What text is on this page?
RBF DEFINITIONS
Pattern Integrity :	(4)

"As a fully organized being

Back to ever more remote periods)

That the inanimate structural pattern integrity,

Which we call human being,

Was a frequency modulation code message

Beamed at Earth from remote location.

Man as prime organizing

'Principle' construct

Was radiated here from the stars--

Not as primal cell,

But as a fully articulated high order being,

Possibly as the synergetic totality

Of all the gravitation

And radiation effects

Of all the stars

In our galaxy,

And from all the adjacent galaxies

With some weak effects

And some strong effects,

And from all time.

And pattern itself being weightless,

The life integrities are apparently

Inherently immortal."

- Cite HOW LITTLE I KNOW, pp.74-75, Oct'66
..............................
INSTRUCTIONS TO FOLLOW
Only the number is wanted: how many lines in the preceding entries hold the string "remote"?

ANSWER TO THIS PROBLEM
2